* **Problem to solve**
Look at each line of the records and count those with "Excel" in them. Please answer with the count alone.

[Data entries]
==============================
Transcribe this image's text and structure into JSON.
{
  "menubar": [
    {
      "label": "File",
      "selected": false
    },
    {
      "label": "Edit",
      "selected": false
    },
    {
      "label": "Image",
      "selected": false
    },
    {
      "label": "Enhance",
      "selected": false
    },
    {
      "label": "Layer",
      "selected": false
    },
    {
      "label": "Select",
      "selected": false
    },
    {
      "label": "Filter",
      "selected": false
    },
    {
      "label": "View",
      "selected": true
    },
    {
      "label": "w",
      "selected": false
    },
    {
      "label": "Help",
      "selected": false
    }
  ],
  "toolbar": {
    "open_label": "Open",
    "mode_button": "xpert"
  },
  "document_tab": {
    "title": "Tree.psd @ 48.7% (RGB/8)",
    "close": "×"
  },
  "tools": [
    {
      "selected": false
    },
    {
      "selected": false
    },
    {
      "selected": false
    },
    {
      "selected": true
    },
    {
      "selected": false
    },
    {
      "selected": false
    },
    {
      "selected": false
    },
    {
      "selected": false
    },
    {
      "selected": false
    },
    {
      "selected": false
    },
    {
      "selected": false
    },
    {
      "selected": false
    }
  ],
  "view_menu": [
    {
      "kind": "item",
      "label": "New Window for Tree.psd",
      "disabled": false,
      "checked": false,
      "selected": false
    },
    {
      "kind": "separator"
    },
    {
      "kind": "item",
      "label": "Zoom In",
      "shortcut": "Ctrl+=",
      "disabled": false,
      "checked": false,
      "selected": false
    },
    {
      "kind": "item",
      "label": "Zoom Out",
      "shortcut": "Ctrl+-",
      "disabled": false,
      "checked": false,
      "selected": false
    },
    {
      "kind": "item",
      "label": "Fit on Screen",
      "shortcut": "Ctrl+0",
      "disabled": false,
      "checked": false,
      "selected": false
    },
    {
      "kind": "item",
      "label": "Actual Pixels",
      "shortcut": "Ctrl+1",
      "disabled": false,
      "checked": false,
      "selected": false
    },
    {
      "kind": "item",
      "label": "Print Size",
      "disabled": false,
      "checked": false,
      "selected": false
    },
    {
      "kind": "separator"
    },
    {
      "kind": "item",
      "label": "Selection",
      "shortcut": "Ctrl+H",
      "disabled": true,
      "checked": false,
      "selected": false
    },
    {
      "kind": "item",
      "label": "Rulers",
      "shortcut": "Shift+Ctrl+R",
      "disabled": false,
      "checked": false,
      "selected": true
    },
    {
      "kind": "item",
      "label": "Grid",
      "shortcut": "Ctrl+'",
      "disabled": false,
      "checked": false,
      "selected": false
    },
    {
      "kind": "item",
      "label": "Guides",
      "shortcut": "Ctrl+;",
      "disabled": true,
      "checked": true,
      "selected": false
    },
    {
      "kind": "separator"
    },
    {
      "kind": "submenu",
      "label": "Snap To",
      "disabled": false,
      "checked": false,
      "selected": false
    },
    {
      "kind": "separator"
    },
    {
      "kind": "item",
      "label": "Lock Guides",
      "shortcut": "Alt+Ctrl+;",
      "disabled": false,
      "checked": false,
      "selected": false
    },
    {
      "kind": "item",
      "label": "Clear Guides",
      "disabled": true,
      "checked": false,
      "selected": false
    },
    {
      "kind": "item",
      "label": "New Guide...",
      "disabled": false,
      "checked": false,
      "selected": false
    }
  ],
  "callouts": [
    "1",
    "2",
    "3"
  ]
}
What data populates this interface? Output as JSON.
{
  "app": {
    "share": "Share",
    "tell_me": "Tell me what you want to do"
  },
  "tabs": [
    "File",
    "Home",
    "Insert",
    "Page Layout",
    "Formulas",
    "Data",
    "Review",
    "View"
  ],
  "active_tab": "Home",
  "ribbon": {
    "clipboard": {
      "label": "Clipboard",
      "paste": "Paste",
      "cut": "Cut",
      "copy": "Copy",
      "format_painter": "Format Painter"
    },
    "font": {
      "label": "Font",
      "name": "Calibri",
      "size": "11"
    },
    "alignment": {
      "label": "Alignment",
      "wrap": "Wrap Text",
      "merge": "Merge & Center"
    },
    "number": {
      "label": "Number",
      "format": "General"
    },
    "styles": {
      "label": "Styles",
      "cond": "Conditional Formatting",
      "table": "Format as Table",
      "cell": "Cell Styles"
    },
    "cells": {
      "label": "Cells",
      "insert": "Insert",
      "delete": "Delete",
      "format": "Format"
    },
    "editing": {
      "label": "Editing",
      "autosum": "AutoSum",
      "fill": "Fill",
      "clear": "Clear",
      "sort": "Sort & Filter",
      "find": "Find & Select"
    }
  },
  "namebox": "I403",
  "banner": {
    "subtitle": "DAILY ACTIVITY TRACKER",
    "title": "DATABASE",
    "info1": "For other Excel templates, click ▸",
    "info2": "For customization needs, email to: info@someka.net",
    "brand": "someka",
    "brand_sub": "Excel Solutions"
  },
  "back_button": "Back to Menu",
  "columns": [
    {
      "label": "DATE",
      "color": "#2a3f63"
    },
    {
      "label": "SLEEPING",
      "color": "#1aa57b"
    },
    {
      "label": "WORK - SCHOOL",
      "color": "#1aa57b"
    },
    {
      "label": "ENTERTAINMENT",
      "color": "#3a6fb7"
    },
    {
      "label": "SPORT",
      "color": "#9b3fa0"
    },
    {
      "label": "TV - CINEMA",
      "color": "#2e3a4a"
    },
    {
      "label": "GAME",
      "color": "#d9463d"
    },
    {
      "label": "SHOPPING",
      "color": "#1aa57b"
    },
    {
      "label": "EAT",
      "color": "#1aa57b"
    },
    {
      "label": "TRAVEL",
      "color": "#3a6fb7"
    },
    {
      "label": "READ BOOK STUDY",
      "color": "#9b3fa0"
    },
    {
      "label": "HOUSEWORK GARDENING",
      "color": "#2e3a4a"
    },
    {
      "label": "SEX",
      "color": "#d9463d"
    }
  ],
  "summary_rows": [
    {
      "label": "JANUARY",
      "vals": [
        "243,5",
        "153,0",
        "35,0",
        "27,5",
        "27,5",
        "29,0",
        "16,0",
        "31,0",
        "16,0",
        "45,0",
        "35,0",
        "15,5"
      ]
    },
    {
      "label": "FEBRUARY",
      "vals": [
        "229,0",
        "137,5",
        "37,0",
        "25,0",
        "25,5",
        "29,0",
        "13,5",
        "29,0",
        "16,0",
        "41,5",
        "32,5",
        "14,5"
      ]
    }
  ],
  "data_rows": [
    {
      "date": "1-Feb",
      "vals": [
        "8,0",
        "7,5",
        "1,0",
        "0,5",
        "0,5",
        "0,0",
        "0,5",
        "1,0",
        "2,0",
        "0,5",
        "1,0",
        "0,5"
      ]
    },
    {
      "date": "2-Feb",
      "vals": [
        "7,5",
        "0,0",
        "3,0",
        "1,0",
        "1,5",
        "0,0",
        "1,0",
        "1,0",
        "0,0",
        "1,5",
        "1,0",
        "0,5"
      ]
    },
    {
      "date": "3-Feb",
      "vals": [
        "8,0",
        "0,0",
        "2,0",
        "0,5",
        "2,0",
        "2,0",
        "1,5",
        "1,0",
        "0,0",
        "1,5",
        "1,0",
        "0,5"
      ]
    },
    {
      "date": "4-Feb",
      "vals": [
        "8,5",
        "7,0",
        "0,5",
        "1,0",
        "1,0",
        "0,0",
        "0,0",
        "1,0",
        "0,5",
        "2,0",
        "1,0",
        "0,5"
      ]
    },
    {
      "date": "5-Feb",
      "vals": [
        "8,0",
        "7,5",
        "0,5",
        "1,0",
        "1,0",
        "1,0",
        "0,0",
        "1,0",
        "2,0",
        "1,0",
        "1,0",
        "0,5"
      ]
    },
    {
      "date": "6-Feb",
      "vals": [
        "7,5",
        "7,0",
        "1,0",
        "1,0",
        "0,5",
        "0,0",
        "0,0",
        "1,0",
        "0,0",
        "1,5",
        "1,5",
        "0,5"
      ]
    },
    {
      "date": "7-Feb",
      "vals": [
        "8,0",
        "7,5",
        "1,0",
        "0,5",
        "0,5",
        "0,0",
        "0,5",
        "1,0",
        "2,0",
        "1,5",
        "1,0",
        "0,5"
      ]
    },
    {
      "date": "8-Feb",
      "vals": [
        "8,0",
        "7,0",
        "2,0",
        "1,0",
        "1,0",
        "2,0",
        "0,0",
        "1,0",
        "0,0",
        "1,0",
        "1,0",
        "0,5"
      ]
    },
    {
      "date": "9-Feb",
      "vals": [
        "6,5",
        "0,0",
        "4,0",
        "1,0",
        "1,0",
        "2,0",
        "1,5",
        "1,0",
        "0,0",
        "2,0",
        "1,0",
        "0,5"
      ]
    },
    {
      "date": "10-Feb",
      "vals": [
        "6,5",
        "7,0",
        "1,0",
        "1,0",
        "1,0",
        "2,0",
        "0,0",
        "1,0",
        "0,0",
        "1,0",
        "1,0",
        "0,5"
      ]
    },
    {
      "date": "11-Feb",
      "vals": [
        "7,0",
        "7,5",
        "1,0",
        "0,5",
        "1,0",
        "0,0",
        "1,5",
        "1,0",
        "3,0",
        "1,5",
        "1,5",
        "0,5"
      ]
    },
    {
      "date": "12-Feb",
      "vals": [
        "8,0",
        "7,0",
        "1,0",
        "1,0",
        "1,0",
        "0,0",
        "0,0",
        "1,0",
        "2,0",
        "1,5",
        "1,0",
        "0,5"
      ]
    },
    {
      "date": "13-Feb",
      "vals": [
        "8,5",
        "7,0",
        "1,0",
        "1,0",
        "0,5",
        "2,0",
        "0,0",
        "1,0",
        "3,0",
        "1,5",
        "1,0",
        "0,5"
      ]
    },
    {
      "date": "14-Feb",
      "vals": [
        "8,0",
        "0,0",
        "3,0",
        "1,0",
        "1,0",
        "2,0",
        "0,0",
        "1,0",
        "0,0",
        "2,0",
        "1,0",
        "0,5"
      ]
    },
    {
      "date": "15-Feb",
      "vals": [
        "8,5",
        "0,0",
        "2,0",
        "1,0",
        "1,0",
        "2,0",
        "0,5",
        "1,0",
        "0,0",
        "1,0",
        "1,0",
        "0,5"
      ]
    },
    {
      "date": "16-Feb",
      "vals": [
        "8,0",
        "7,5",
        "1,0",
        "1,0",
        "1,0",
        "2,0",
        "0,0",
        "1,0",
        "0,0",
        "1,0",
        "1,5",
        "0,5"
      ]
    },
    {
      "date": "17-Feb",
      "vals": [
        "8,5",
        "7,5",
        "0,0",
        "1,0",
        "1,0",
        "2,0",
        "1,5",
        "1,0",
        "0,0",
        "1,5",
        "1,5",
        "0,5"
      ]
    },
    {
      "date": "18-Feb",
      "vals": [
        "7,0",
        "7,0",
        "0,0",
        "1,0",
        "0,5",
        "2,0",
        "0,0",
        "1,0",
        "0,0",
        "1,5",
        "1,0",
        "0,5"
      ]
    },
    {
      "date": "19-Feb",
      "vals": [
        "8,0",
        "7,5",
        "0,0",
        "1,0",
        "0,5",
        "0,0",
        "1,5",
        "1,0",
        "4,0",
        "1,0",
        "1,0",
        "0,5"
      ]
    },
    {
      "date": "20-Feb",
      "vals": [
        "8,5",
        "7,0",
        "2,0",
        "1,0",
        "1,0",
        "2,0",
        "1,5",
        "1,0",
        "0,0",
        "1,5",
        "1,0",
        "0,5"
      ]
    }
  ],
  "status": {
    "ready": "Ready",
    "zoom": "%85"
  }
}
==============================
* **Response to this exercise**
2